++++ DATA SUPPLIED ++++
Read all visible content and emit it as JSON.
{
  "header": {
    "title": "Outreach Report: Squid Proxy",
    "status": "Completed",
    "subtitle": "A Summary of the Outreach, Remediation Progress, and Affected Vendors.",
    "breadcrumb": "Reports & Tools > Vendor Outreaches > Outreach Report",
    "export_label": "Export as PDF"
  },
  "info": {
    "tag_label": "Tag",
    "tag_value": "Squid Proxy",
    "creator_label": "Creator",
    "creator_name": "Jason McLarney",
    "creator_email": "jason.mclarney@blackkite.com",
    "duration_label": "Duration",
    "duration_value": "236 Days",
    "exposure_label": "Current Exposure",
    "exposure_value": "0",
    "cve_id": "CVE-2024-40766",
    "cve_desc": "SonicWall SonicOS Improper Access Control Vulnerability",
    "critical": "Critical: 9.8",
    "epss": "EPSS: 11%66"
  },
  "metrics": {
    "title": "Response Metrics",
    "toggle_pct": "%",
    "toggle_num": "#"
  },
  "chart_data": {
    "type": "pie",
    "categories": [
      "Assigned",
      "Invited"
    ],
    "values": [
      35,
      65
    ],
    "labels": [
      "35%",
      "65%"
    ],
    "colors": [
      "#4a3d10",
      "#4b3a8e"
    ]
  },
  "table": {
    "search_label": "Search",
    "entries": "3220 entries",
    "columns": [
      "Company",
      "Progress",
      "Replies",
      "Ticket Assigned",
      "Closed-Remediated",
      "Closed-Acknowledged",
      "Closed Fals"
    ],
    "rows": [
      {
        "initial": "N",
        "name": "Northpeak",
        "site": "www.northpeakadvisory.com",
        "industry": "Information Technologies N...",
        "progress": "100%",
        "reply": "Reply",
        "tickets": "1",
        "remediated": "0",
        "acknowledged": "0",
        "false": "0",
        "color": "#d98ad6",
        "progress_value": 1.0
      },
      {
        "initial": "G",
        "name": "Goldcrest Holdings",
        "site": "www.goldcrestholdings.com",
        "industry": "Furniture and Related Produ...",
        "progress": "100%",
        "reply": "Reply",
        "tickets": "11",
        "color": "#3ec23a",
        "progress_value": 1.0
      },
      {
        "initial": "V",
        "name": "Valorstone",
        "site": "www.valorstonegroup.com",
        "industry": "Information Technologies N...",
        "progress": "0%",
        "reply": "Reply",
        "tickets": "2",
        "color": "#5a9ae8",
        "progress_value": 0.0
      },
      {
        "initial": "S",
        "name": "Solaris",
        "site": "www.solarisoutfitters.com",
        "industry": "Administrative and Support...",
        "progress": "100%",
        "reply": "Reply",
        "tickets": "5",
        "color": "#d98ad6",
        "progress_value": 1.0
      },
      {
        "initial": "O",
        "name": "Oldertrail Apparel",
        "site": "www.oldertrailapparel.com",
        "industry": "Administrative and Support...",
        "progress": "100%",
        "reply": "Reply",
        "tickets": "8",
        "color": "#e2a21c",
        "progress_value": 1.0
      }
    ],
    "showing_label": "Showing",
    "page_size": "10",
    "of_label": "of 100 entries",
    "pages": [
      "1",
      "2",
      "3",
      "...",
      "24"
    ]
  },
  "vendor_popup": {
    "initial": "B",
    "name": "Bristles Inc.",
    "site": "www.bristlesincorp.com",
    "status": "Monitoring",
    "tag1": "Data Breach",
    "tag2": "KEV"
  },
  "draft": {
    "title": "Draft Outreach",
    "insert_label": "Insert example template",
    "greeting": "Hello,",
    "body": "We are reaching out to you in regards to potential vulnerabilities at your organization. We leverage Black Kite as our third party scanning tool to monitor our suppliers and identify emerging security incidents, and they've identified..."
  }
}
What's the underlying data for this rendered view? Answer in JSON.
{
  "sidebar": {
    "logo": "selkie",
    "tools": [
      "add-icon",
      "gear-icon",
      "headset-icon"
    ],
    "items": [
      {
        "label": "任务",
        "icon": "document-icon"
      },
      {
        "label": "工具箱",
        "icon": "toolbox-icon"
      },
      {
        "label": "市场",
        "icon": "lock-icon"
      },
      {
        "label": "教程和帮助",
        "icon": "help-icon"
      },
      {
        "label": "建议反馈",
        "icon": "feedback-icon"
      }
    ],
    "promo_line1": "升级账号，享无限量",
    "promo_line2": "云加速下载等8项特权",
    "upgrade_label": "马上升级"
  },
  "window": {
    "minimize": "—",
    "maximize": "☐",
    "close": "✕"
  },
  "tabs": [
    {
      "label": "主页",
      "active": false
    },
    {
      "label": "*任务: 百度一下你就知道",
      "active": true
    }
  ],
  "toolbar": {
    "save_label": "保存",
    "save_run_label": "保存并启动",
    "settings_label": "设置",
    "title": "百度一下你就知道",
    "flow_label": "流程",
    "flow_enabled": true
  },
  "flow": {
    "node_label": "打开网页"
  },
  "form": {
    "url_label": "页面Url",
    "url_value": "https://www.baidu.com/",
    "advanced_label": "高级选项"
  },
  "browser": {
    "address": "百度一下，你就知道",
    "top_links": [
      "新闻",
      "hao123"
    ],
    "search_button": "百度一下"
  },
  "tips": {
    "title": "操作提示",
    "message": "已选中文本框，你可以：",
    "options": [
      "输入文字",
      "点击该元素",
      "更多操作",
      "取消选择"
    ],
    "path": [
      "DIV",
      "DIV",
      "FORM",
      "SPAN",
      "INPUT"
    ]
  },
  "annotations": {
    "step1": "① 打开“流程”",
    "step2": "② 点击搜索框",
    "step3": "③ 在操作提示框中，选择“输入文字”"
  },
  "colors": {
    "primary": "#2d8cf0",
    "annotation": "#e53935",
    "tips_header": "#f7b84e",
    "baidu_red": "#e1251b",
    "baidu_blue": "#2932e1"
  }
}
++++
REQUEST: Reproduce the material above exactly; please quote every line of it.

WORKED SOLUTION:
Read all visible content and emit it as JSON.
{
  "header": {
    "title": "Outreach Report: Squid Proxy",
    "status": "Completed",
    "subtitle": "A Summary of the Outreach, Remediation Progress, and Affected Vendors.",
    "breadcrumb": "Reports & Tools > Vendor Outreaches > Outreach Report",
    "export_label": "Export as PDF"
  },
  "info": {
    "tag_label": "Tag",
    "tag_value": "Squid Proxy",
    "creator_label": "Creator",
    "creator_name": "Jason McLarney",
    "creator_email": "jason.mclarney@blackkite.com",
    "duration_label": "Duration",
    "duration_value": "236 Days",
    "exposure_label": "Current Exposure",
    "exposure_value": "0",
    "cve_id": "CVE-2024-40766",
    "cve_desc": "SonicWall SonicOS Improper Access Control Vulnerability",
    "critical": "Critical: 9.8",
    "epss": "EPSS: 11%66"
  },
  "metrics": {
    "title": "Response Metrics",
    "toggle_pct": "%",
    "toggle_num": "#"
  },
  "chart_data": {
    "type": "pie",
    "categories": [
      "Assigned",
      "Invited"
    ],
    "values": [
      35,
      65
    ],
    "labels": [
      "35%",
      "65%"
    ],
    "colors": [
      "#4a3d10",
      "#4b3a8e"
    ]
  },
  "table": {
    "search_label": "Search",
    "entries": "3220 entries",
    "columns": [
      "Company",
      "Progress",
      "Replies",
      "Ticket Assigned",
      "Closed-Remediated",
      "Closed-Acknowledged",
      "Closed Fals"
    ],
    "rows": [
      {
        "initial": "N",
        "name": "Northpeak",
        "site": "www.northpeakadvisory.com",
        "industry": "Information Technologies N...",
        "progress": "100%",
        "reply": "Reply",
        "tickets": "1",
        "remediated": "0",
        "acknowledged": "0",
        "false": "0",
        "color": "#d98ad6",
        "progress_value": 1.0
      },
      {
        "initial": "G",
        "name": "Goldcrest Holdings",
        "site": "www.goldcrestholdings.com",
        "industry": "Furniture and Related Produ...",
        "progress": "100%",
        "reply": "Reply",
        "tickets": "11",
        "color": "#3ec23a",
        "progress_value": 1.0
      },
      {
        "initial": "V",
        "name": "Valorstone",
        "site": "www.valorstonegroup.com",
        "industry": "Information Technologies N...",
        "progress": "0%",
        "reply": "Reply",
        "tickets": "2",
        "color": "#5a9ae8",
        "progress_value": 0.0
      },
      {
        "initial": "S",
        "name": "Solaris",
        "site": "www.solarisoutfitters.com",
        "industry": "Administrative and Support...",
        "progress": "100%",
        "reply": "Reply",
        "tickets": "5",
        "color": "#d98ad6",
        "progress_value": 1.0
      },
      {
        "initial": "O",
        "name": "Oldertrail Apparel",
        "site": "www.oldertrailapparel.com",
        "industry": "Administrative and Support...",
        "progress": "100%",
        "reply": "Reply",
        "tickets": "8",
        "color": "#e2a21c",
        "progress_value": 1.0
      }
    ],
    "showing_label": "Showing",
    "page_size": "10",
    "of_label": "of 100 entries",
    "pages": [
      "1",
      "2",
      "3",
      "...",
      "24"
    ]
  },
  "vendor_popup": {
    "initial": "B",
    "name": "Bristles Inc.",
    "site": "www.bristlesincorp.com",
    "status": "Monitoring",
    "tag1": "Data Breach",
    "tag2": "KEV"
  },
  "draft": {
    "title": "Draft Outreach",
    "insert_label": "Insert example template",
    "greeting": "Hello,",
    "body": "We are reaching out to you in regards to potential vulnerabilities at your organization. We leverage Black Kite as our third party scanning tool to monitor our suppliers and identify emerging security incidents, and they've identified..."
  }
}
What's the underlying data for this rendered view? Answer in JSON.
{
  "sidebar": {
    "logo": "selkie",
    "tools": [
      "add-icon",
      "gear-icon",
      "headset-icon"
    ],
    "items": [
      {
        "label": "任务",
        "icon": "document-icon"
      },
      {
        "label": "工具箱",
        "icon": "toolbox-icon"
      },
      {
        "label": "市场",
        "icon": "lock-icon"
      },
      {
        "label": "教程和帮助",
        "icon": "help-icon"
      },
      {
        "label": "建议反馈",
        "icon": "feedback-icon"
      }
    ],
    "promo_line1": "升级账号，享无限量",
    "promo_line2": "云加速下载等8项特权",
    "upgrade_label": "马上升级"
  },
  "window": {
    "minimize": "—",
    "maximize": "☐",
    "close": "✕"
  },
  "tabs": [
    {
      "label": "主页",
      "active": false
    },
    {
      "label": "*任务: 百度一下你就知道",
      "active": true
    }
  ],
  "toolbar": {
    "save_label": "保存",
    "save_run_label": "保存并启动",
    "settings_label": "设置",
    "title": "百度一下你就知道",
    "flow_label": "流程",
    "flow_enabled": true
  },
  "flow": {
    "node_label": "打开网页"
  },
  "form": {
    "url_label": "页面Url",
    "url_value": "https://www.baidu.com/",
    "advanced_label": "高级选项"
  },
  "browser": {
    "address": "百度一下，你就知道",
    "top_links": [
      "新闻",
      "hao123"
    ],
    "search_button": "百度一下"
  },
  "tips": {
    "title": "操作提示",
    "message": "已选中文本框，你可以：",
    "options": [
      "输入文字",
      "点击该元素",
      "更多操作",
      "取消选择"
    ],
    "path": [
      "DIV",
      "DIV",
      "FORM",
      "SPAN",
      "INPUT"
    ]
  },
  "annotations": {
    "step1": "① 打开“流程”",
    "step2": "② 点击搜索框",
    "step3": "③ 在操作提示框中，选择“输入文字”"
  },
  "colors": {
    "primary": "#2d8cf0",
    "annotation": "#e53935",
    "tips_header": "#f7b84e",
    "baidu_red": "#e1251b",
    "baidu_blue": "#2932e1"
  }
}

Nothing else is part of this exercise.